What the exercise asks
Write out the material again exactly, please, and omit the pictures.

# start of Material for this task

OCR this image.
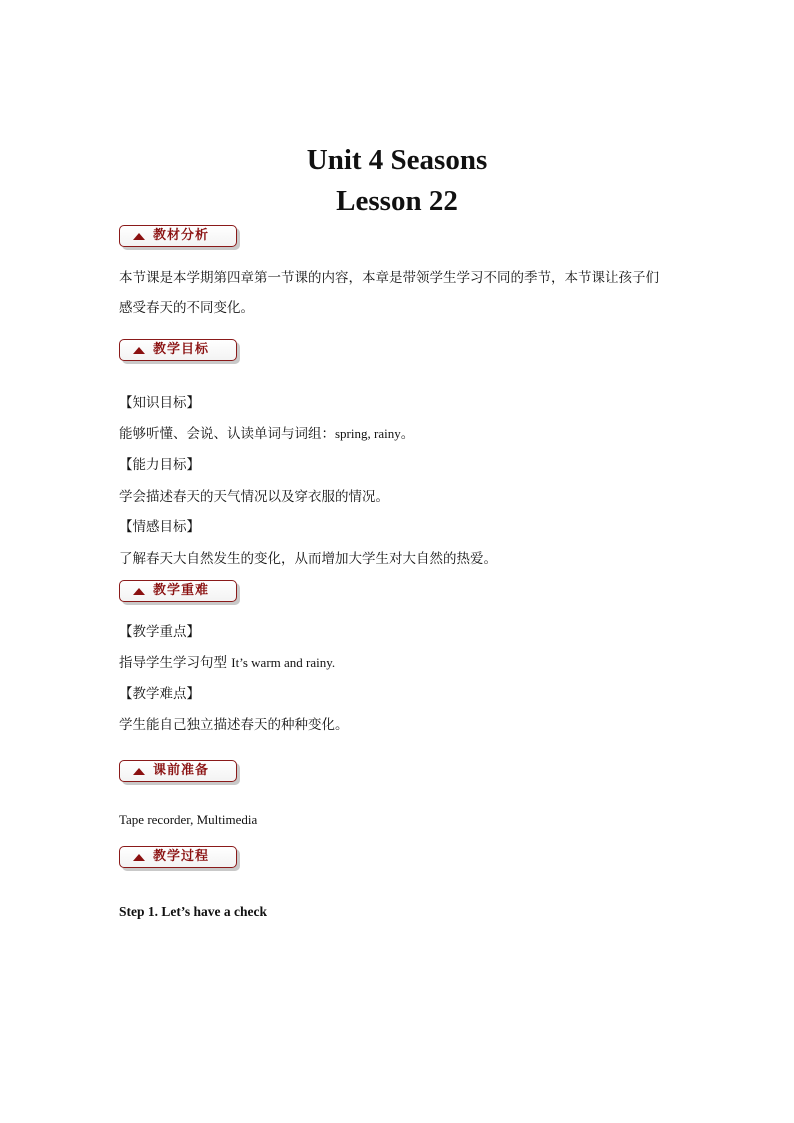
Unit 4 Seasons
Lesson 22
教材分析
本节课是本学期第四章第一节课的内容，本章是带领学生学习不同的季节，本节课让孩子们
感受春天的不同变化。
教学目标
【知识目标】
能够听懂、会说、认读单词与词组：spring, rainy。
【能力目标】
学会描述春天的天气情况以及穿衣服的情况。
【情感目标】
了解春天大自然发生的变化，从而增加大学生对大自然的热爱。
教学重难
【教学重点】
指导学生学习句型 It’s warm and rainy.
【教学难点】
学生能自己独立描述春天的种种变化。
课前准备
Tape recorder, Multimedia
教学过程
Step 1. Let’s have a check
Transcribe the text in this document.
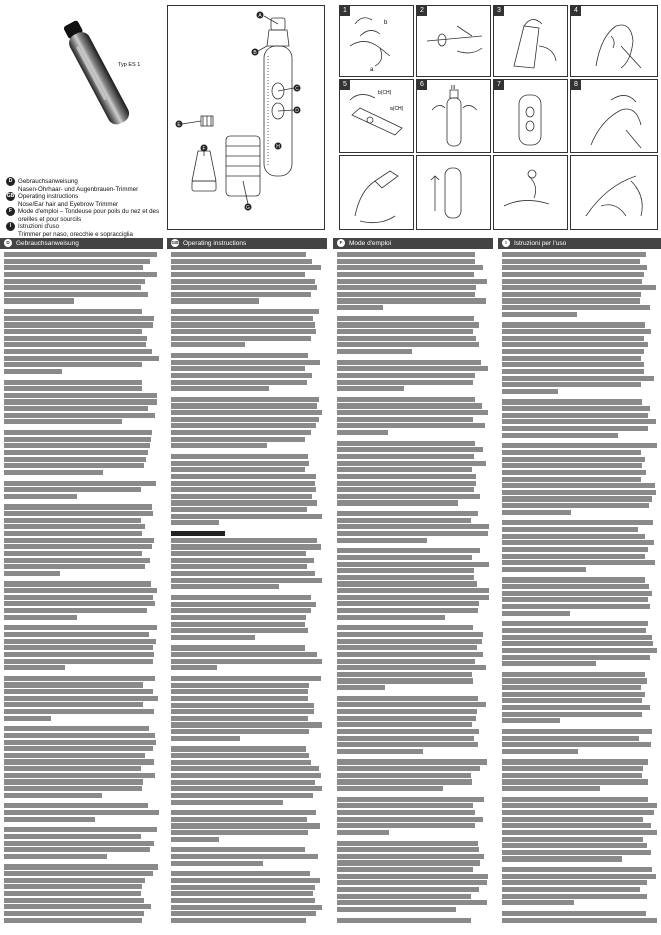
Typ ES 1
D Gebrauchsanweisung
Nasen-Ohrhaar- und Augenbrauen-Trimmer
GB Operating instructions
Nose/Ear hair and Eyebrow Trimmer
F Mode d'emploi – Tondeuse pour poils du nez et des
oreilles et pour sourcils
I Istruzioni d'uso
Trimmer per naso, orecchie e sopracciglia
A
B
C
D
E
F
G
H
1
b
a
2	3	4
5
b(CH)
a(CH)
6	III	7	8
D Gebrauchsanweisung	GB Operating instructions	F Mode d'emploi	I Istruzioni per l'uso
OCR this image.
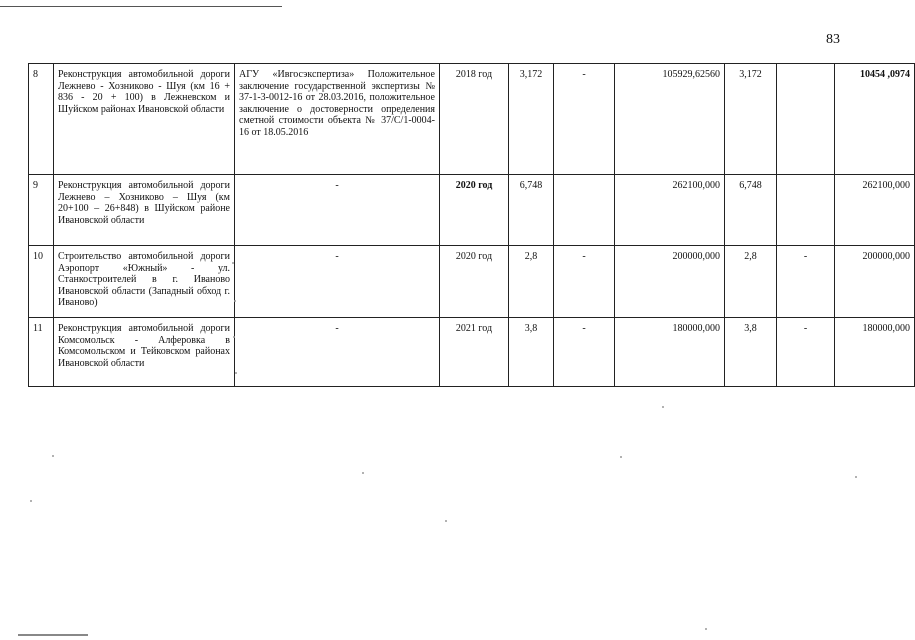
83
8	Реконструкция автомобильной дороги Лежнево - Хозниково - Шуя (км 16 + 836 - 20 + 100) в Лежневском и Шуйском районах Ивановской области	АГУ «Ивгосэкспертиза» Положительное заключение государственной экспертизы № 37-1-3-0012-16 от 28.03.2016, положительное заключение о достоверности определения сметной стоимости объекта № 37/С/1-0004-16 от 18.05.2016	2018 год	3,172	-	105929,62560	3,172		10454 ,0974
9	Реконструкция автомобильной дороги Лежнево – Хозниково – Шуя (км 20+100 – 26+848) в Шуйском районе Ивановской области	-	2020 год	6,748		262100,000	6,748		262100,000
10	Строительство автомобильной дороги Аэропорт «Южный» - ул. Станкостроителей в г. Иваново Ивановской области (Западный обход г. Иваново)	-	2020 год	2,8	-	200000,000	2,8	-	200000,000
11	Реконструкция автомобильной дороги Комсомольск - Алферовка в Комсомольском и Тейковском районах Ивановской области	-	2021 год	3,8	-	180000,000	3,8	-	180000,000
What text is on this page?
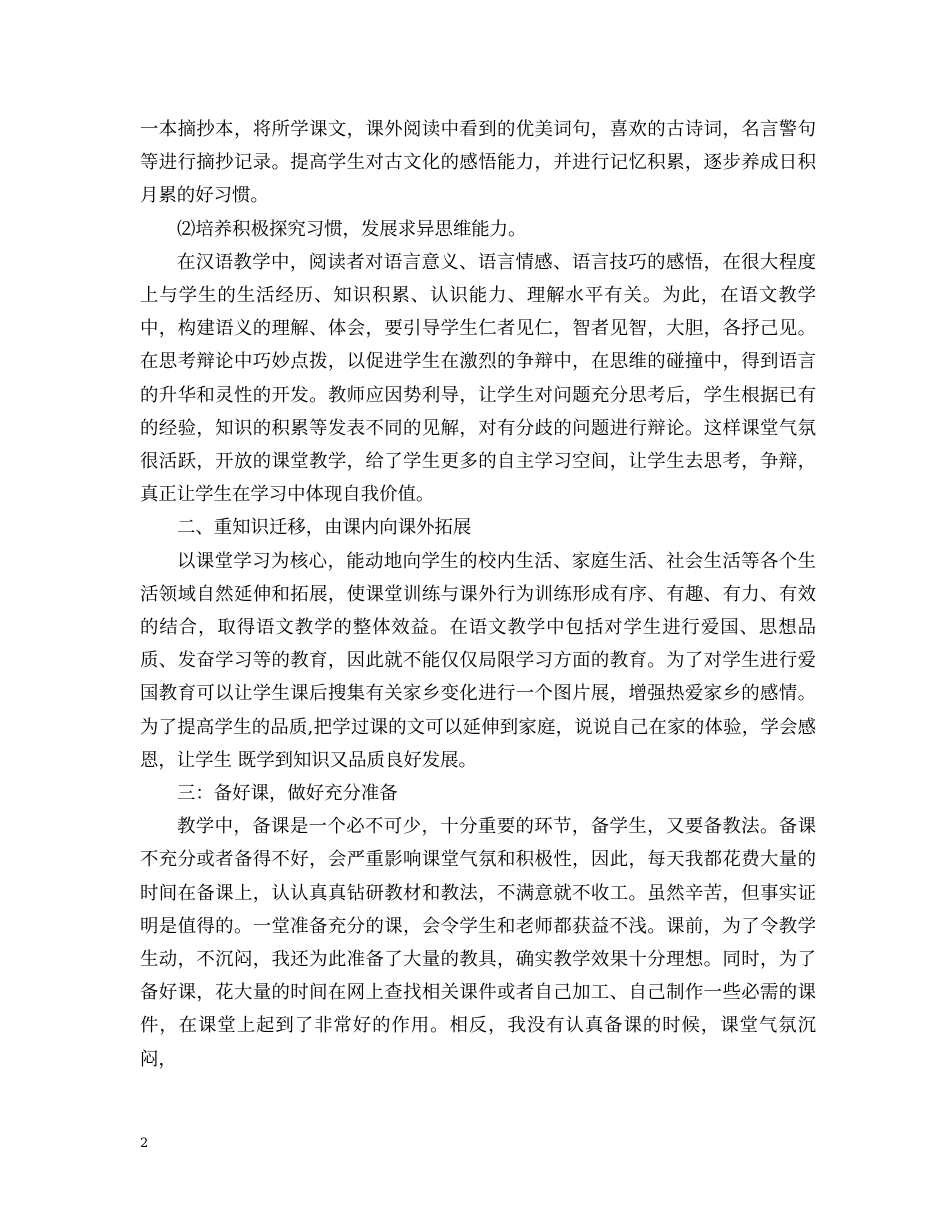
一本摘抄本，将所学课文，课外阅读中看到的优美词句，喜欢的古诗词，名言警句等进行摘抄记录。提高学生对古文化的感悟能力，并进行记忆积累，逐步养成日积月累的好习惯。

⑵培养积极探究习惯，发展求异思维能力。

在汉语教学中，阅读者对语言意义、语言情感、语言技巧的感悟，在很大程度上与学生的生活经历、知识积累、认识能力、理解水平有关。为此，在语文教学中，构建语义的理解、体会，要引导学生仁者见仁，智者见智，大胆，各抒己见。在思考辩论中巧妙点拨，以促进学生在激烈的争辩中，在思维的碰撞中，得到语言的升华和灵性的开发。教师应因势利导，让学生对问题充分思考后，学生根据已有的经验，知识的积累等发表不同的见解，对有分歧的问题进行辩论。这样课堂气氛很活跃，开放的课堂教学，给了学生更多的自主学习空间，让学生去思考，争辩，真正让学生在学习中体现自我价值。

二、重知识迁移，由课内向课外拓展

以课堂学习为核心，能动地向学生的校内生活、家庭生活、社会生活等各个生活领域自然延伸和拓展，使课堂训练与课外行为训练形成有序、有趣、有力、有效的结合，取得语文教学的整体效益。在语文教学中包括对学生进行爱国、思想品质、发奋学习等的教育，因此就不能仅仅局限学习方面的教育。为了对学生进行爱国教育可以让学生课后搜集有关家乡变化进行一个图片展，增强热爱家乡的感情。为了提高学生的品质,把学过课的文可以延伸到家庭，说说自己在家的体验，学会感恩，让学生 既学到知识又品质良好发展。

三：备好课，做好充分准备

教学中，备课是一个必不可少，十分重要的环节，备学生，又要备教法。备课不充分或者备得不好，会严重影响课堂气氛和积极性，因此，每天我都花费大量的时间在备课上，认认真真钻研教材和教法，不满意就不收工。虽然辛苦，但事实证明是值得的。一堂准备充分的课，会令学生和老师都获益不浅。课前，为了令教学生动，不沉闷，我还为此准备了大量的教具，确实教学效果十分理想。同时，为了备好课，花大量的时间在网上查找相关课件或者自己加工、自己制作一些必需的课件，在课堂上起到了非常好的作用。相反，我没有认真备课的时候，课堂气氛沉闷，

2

# end of Material for this task

Solved problem
OCR this image.
Unit 4 Seasons
Lesson 22
教材分析
本节课是本学期第四章第一节课的内容，本章是带领学生学习不同的季节，本节课让孩子们
感受春天的不同变化。
教学目标
【知识目标】
能够听懂、会说、认读单词与词组：spring, rainy。
【能力目标】
学会描述春天的天气情况以及穿衣服的情况。
【情感目标】
了解春天大自然发生的变化，从而增加大学生对大自然的热爱。
教学重难
【教学重点】
指导学生学习句型 It’s warm and rainy.
【教学难点】
学生能自己独立描述春天的种种变化。
课前准备
Tape recorder, Multimedia
教学过程
Step 1. Let’s have a check
Transcribe the text in this document.
Typ ES 1
D Gebrauchsanweisung
Nasen-Ohrhaar- und Augenbrauen-Trimmer
GB Operating instructions
Nose/Ear hair and Eyebrow Trimmer
F Mode d'emploi – Tondeuse pour poils du nez et des
oreilles et pour sourcils
I Istruzioni d'uso
Trimmer per naso, orecchie e sopracciglia
A
B
C
D
E
F
G
H
1
b
a
2	3	4
5
b(CH)
a(CH)
6	III	7	8
D Gebrauchsanweisung	GB Operating instructions	F Mode d'emploi	I Istruzioni per l'uso
OCR this image.
83
8	Реконструкция автомобильной дороги Лежнево - Хозниково - Шуя (км 16 + 836 - 20 + 100) в Лежневском и Шуйском районах Ивановской области	АГУ «Ивгосэкспертиза» Положительное заключение государственной экспертизы № 37-1-3-0012-16 от 28.03.2016, положительное заключение о достоверности определения сметной стоимости объекта № 37/С/1-0004-16 от 18.05.2016	2018 год	3,172	-	105929,62560	3,172		10454 ,0974
9	Реконструкция автомобильной дороги Лежнево – Хозниково – Шуя (км 20+100 – 26+848) в Шуйском районе Ивановской области	-	2020 год	6,748		262100,000	6,748		262100,000
10	Строительство автомобильной дороги Аэропорт «Южный» - ул. Станкостроителей в г. Иваново Ивановской области (Западный обход г. Иваново)	-	2020 год	2,8	-	200000,000	2,8	-	200000,000
11	Реконструкция автомобильной дороги Комсомольск - Алферовка в Комсомольском и Тейковском районах Ивановской области	-	2021 год	3,8	-	180000,000	3,8	-	180000,000
What text is on this page?
一本摘抄本，将所学课文，课外阅读中看到的优美词句，喜欢的古诗词，名言警句等进行摘抄记录。提高学生对古文化的感悟能力，并进行记忆积累，逐步养成日积月累的好习惯。

⑵培养积极探究习惯，发展求异思维能力。

在汉语教学中，阅读者对语言意义、语言情感、语言技巧的感悟，在很大程度上与学生的生活经历、知识积累、认识能力、理解水平有关。为此，在语文教学中，构建语义的理解、体会，要引导学生仁者见仁，智者见智，大胆，各抒己见。在思考辩论中巧妙点拨，以促进学生在激烈的争辩中，在思维的碰撞中，得到语言的升华和灵性的开发。教师应因势利导，让学生对问题充分思考后，学生根据已有的经验，知识的积累等发表不同的见解，对有分歧的问题进行辩论。这样课堂气氛很活跃，开放的课堂教学，给了学生更多的自主学习空间，让学生去思考，争辩，真正让学生在学习中体现自我价值。

二、重知识迁移，由课内向课外拓展

以课堂学习为核心，能动地向学生的校内生活、家庭生活、社会生活等各个生活领域自然延伸和拓展，使课堂训练与课外行为训练形成有序、有趣、有力、有效的结合，取得语文教学的整体效益。在语文教学中包括对学生进行爱国、思想品质、发奋学习等的教育，因此就不能仅仅局限学习方面的教育。为了对学生进行爱国教育可以让学生课后搜集有关家乡变化进行一个图片展，增强热爱家乡的感情。为了提高学生的品质,把学过课的文可以延伸到家庭，说说自己在家的体验，学会感恩，让学生 既学到知识又品质良好发展。

三：备好课，做好充分准备

教学中，备课是一个必不可少，十分重要的环节，备学生，又要备教法。备课不充分或者备得不好，会严重影响课堂气氛和积极性，因此，每天我都花费大量的时间在备课上，认认真真钻研教材和教法，不满意就不收工。虽然辛苦，但事实证明是值得的。一堂准备充分的课，会令学生和老师都获益不浅。课前，为了令教学生动，不沉闷，我还为此准备了大量的教具，确实教学效果十分理想。同时，为了备好课，花大量的时间在网上查找相关课件或者自己加工、自己制作一些必需的课件，在课堂上起到了非常好的作用。相反，我没有认真备课的时候，课堂气氛沉闷，

2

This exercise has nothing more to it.